Habertürk'ün yayın yönetmeni, yaptığını savunmaya kalkmış. Vietnam Savaşı'nı durduran fotoğrafla kıyaslıyor 'sırtına bıçak saplanmış kadın' fotoğrafını.
Kendini savunurken başvurduğu argümanlara bakınca imza attığı yanlışın sebebini daha iyi anlıyor insan. Bir insanın değerler konusunda bu kadar ölçüden uzak olması daha mı önemsiz bilemiyorum!
Bunu söylerken ne klişe etik kurallarından söz ediyorum ne de cinsiyet politikalarından. Sorun çok daha derin bir yerde çünkü.
Benim itirazım gazeteciliğin en basit kuralından başlıyor;
Haber nedir? Cinayetin şiddetine izleyeni ortak eden o görüntüyü vermek habercilik sayılır mı? Yahut şöyle soralım: O fotoğraftan yansıyan şiddet bize ne öğretiyor? Vietnam fotoğrafında olan ve Altaylı'nın seçiminde olmayan tam da bu. O görüntü, cinayetin işlendiği anın 'gayri insaniliği' dışında bir şey söylemiyor. İzleyicisine duygularını idrak edeceği, muhakeme yapacağı bir fasıla bırakmıyor. İşte benim ve belki pek çoğunuzun hissettiği ve Fatih Altaylı'nın habersiz olduğu şey o 'fasılanın' kendisi. Görüntünün uyandıracağı sorular ve merhamet o fasılada yeşerir çünkü.

Yerleşim öğesi açıklamaları
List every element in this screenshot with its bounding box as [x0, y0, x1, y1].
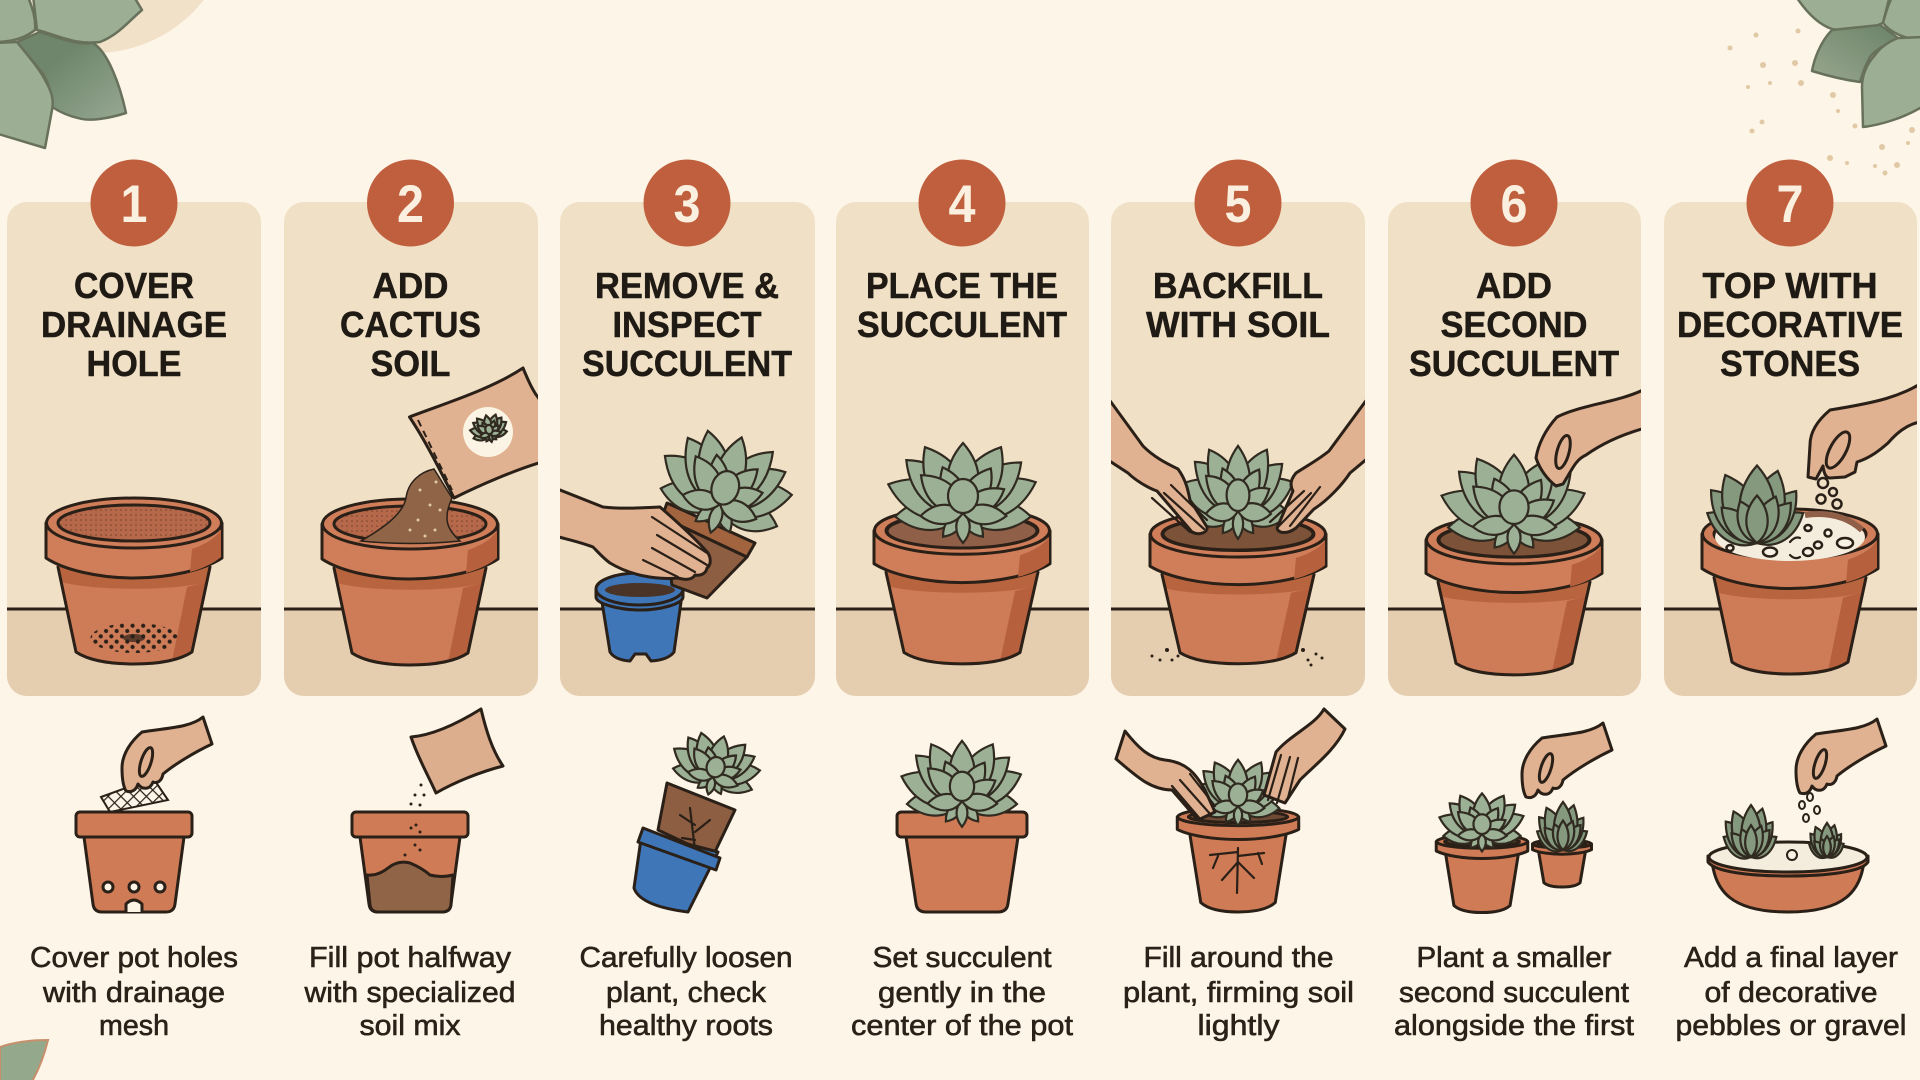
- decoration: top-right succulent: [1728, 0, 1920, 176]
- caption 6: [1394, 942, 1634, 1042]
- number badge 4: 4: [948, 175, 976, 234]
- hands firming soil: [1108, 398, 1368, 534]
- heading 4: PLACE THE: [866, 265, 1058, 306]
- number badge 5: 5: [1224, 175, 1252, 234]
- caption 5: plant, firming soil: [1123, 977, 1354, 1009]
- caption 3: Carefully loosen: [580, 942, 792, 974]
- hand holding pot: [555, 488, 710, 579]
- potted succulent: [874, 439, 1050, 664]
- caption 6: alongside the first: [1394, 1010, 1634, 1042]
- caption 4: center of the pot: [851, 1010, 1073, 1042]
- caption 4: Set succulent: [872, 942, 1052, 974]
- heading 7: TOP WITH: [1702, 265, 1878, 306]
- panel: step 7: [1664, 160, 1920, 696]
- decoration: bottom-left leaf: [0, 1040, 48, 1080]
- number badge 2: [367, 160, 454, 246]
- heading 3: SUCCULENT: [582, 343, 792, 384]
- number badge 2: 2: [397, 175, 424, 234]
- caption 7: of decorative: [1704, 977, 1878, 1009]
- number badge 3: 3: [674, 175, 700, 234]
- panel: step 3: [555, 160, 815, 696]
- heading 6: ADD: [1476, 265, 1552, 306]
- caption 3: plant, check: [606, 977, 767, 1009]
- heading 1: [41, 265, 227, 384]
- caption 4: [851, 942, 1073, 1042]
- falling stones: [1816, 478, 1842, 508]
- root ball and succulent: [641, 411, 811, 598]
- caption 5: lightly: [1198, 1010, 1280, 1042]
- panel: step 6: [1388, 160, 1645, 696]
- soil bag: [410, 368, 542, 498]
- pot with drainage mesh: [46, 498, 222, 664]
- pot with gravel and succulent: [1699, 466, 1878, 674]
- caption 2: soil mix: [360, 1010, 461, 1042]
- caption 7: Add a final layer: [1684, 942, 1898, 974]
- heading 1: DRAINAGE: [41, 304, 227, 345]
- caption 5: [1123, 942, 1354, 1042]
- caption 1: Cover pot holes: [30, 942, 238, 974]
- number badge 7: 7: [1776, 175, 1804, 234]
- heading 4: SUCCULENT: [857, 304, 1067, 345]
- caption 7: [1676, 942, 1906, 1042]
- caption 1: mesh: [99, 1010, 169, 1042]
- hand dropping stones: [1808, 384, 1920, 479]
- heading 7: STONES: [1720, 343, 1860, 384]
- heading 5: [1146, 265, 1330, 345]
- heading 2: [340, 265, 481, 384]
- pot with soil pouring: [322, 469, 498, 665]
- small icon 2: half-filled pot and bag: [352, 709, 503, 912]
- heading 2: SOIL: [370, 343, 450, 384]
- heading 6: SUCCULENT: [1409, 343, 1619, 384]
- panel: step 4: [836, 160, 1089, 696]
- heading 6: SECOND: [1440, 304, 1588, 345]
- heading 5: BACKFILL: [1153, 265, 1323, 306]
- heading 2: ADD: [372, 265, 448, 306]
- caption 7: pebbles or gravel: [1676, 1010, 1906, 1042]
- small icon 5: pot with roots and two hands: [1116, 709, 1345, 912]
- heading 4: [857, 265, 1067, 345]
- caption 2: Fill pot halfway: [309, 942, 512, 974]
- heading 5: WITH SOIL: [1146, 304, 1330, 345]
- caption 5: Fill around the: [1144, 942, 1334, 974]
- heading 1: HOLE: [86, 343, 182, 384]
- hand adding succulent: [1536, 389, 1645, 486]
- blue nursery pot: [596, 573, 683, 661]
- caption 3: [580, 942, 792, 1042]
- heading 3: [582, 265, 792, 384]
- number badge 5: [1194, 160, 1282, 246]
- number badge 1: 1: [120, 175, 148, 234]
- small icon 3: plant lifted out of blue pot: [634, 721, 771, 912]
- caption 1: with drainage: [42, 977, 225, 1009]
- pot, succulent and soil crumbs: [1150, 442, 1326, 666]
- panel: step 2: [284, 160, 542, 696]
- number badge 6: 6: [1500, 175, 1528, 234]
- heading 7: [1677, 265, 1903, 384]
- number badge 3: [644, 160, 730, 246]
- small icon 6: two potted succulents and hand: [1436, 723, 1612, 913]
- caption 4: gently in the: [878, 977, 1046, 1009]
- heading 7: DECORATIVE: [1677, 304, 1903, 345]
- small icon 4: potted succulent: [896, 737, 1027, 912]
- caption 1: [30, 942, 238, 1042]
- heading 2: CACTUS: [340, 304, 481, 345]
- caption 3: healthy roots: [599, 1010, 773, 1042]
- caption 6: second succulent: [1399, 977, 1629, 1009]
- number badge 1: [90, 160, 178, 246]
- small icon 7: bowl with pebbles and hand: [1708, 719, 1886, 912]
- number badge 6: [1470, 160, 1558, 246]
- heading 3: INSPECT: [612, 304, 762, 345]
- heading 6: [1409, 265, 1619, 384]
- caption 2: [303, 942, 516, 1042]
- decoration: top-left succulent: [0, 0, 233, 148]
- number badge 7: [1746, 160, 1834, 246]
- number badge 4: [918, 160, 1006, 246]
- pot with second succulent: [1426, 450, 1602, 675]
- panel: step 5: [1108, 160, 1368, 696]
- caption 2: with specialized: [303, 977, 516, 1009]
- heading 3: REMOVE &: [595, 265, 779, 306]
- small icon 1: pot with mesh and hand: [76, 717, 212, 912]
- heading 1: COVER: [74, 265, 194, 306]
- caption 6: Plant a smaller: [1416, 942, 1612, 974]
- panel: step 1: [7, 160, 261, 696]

--

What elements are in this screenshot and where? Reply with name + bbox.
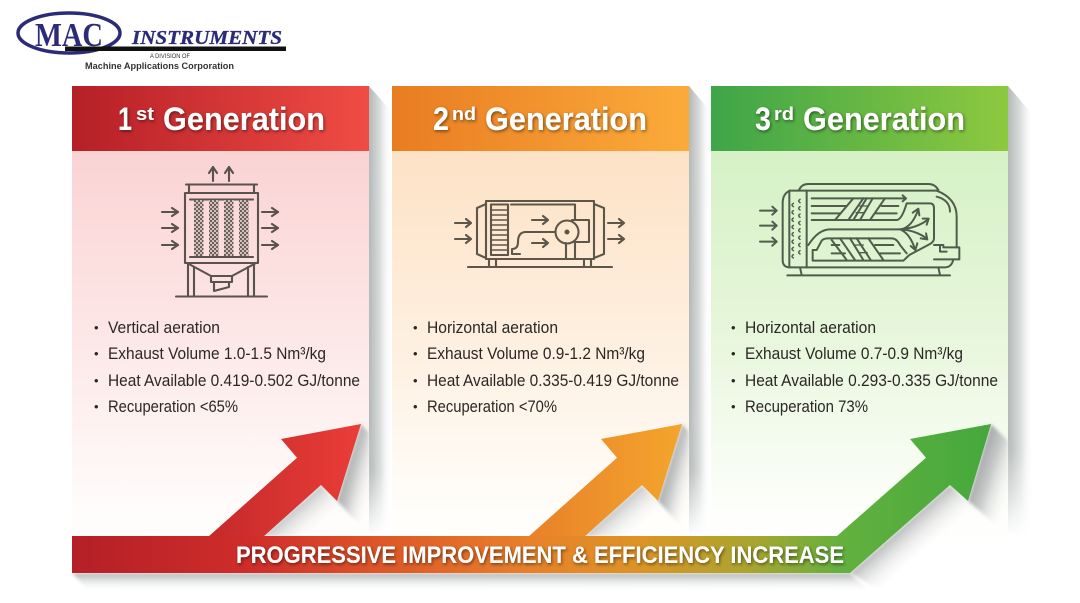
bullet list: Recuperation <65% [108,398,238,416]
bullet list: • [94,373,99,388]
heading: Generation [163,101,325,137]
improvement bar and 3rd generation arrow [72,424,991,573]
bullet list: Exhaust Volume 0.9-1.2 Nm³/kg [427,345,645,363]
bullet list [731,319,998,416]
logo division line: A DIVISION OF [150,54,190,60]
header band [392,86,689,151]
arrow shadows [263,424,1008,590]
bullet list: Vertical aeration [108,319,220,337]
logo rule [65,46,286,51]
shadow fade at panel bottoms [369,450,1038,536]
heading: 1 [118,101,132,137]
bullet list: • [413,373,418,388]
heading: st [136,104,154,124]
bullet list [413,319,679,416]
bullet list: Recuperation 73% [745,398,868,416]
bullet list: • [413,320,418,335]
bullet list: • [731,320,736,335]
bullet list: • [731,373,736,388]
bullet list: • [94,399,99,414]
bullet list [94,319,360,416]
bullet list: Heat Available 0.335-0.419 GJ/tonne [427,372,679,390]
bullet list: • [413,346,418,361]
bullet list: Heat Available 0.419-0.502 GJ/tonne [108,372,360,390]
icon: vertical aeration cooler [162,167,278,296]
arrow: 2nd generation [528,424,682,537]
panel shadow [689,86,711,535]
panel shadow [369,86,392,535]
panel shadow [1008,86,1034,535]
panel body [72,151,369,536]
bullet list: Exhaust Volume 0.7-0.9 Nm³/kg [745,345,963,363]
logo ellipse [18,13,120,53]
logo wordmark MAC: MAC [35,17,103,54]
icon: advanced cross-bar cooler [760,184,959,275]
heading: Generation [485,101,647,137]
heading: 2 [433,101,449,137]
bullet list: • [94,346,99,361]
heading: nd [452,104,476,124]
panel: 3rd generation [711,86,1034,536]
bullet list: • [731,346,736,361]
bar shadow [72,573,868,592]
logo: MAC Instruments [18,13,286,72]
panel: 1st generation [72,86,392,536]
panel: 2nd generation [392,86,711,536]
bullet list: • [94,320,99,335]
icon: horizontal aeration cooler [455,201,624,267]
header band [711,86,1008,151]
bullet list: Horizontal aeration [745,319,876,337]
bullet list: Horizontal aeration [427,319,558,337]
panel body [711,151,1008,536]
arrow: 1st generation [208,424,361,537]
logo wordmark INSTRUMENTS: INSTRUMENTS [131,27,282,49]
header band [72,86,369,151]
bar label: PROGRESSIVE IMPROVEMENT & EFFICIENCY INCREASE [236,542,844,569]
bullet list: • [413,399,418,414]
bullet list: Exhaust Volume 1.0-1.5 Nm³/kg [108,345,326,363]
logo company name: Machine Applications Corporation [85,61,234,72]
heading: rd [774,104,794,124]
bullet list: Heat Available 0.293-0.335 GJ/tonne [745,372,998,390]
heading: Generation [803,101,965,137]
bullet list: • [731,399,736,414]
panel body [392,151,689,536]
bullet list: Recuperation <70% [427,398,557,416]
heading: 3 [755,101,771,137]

● Görev talimatları:
(1) Listedeki satırları, "bullet list: Recuperation <65%" geçen satırdan başlayıp "header band [72,86,369,151]" geçen satır da dahil olmak üzere aynen tekrarlayın.
(2) Gazetecilikte şiddet içeren fotoğrafın kullanımını tartışan metni, gösterilen son cümlenin ardından devam ettirin.

● Görevlere göre çıktılar:
(1)
bullet list: Recuperation <65% [108,398,238,416]
bullet list: • [94,373,99,388]
heading: Generation [163,101,325,137]
improvement bar and 3rd generation arrow [72,424,991,573]
bullet list: Exhaust Volume 0.9-1.2 Nm³/kg [427,345,645,363]
bullet list [731,319,998,416]
logo division line: A DIVISION OF [150,54,190,60]
header band [392,86,689,151]
arrow shadows [263,424,1008,590]
bullet list: Vertical aeration [108,319,220,337]
logo rule [65,46,286,51]
shadow fade at panel bottoms [369,450,1038,536]
heading: 1 [118,101,132,137]
bullet list: • [413,373,418,388]
heading: st [136,104,154,124]
bullet list [413,319,679,416]
bullet list: Recuperation 73% [745,398,868,416]
bullet list: • [413,320,418,335]
bullet list: • [731,320,736,335]
bullet list: • [731,373,736,388]
bullet list: • [94,399,99,414]
bullet list [94,319,360,416]
bullet list: Heat Available 0.335-0.419 GJ/tonne [427,372,679,390]
bullet list: • [413,346,418,361]
bullet list: Heat Available 0.419-0.502 GJ/tonne [108,372,360,390]
icon: vertical aeration cooler [162,167,278,296]
arrow: 2nd generation [528,424,682,537]
panel shadow [689,86,711,535]
panel shadow [369,86,392,535]
panel shadow [1008,86,1034,535]
panel body [72,151,369,536]
bullet list: Exhaust Volume 0.7-0.9 Nm³/kg [745,345,963,363]
logo ellipse [18,13,120,53]
logo wordmark MAC: MAC [35,17,103,54]
icon: advanced cross-bar cooler [760,184,959,275]
heading: Generation [485,101,647,137]
heading: 2 [433,101,449,137]
bullet list: • [94,346,99,361]
heading: nd [452,104,476,124]
panel: 3rd generation [711,86,1034,536]
bullet list: • [731,346,736,361]
bar shadow [72,573,868,592]
logo: MAC Instruments [18,13,286,72]
panel: 1st generation [72,86,392,536]
panel: 2nd generation [392,86,711,536]
bullet list: • [94,320,99,335]
icon: horizontal aeration cooler [455,201,624,267]
header band [711,86,1008,151]
bullet list: Horizontal aeration [745,319,876,337]
bullet list: Horizontal aeration [427,319,558,337]
panel body [711,151,1008,536]
arrow: 1st generation [208,424,361,537]
logo wordmark INSTRUMENTS: INSTRUMENTS [131,27,282,49]
header band [72,86,369,151]

(2)
Bizler aklımızın ve ruhumuzun terazisinde benliklerimizi inşa ederiz. Orada derinleşiriz. Çünkü görünenin ötesindeki başka manalara açığız. Bizi insan yapan, varlığımızı yücelten o manaya ulaşma arzumuzdur. Sırf bu saikle bile bakılsa, doğada, hayatta zaten var olan kötülüğü yansıtırken o kötülüğün taşıdığı manayı bozmamak gerektiğini biliriz. Çünkü mana kötülüğün işaret ettiklerindedir. Çünkü insan, ibreti takip eden duygu ve düşüncelerin kaidesinde yükselir.
Altaylı'nın özrüne dayanak yaptığı görüntü hakkında unuttuğu gerçek ise şu: Vietnam fotoğrafı savaşın dehşetini yansıtırken o manayı koruyordu. Savaş karşıtı duyguları bunca tetiklemesi koruduğu o anlamla ilgiliydi. Habertürk'ün yayımlamakta beis görmediği fotoğraf ise duyguları bulunduğu seviyenin altına çekerek cinayetin soğukluğuna kilitliyor. Aslında kural basit; tıpkı sanat eseri gibi, iyi haber de insan ruhunda bir dönüşüme sebep olur. Duyguları bir üst kategoriye taşıyarak yapar bunu. Aşkınlık dediğimiz şeydir bu. Sırtına bıçak saplı halde yatan kadın görüntüsü duyguların aşkınlığına imkân vermediği gibi, bilakis duyguları o cinayetin işlendiği andaki bir körlüğe kilitliyor. Aşağı çekiyor. Ancak duygusuz kalmakla baş edilebilecek kapalı bir ruh alanına sürüklüyor izleyeni. Bir gazetenin bunu yapmaya hakkının olup olmadığı sorgulanabilmeli.
Çünkü kötülüğün sıradanlaşmasına müsaade etmemek gibi bir yükümlülüğümüz var. Üstelik bu klişe bir ahlak hatırlatması değil.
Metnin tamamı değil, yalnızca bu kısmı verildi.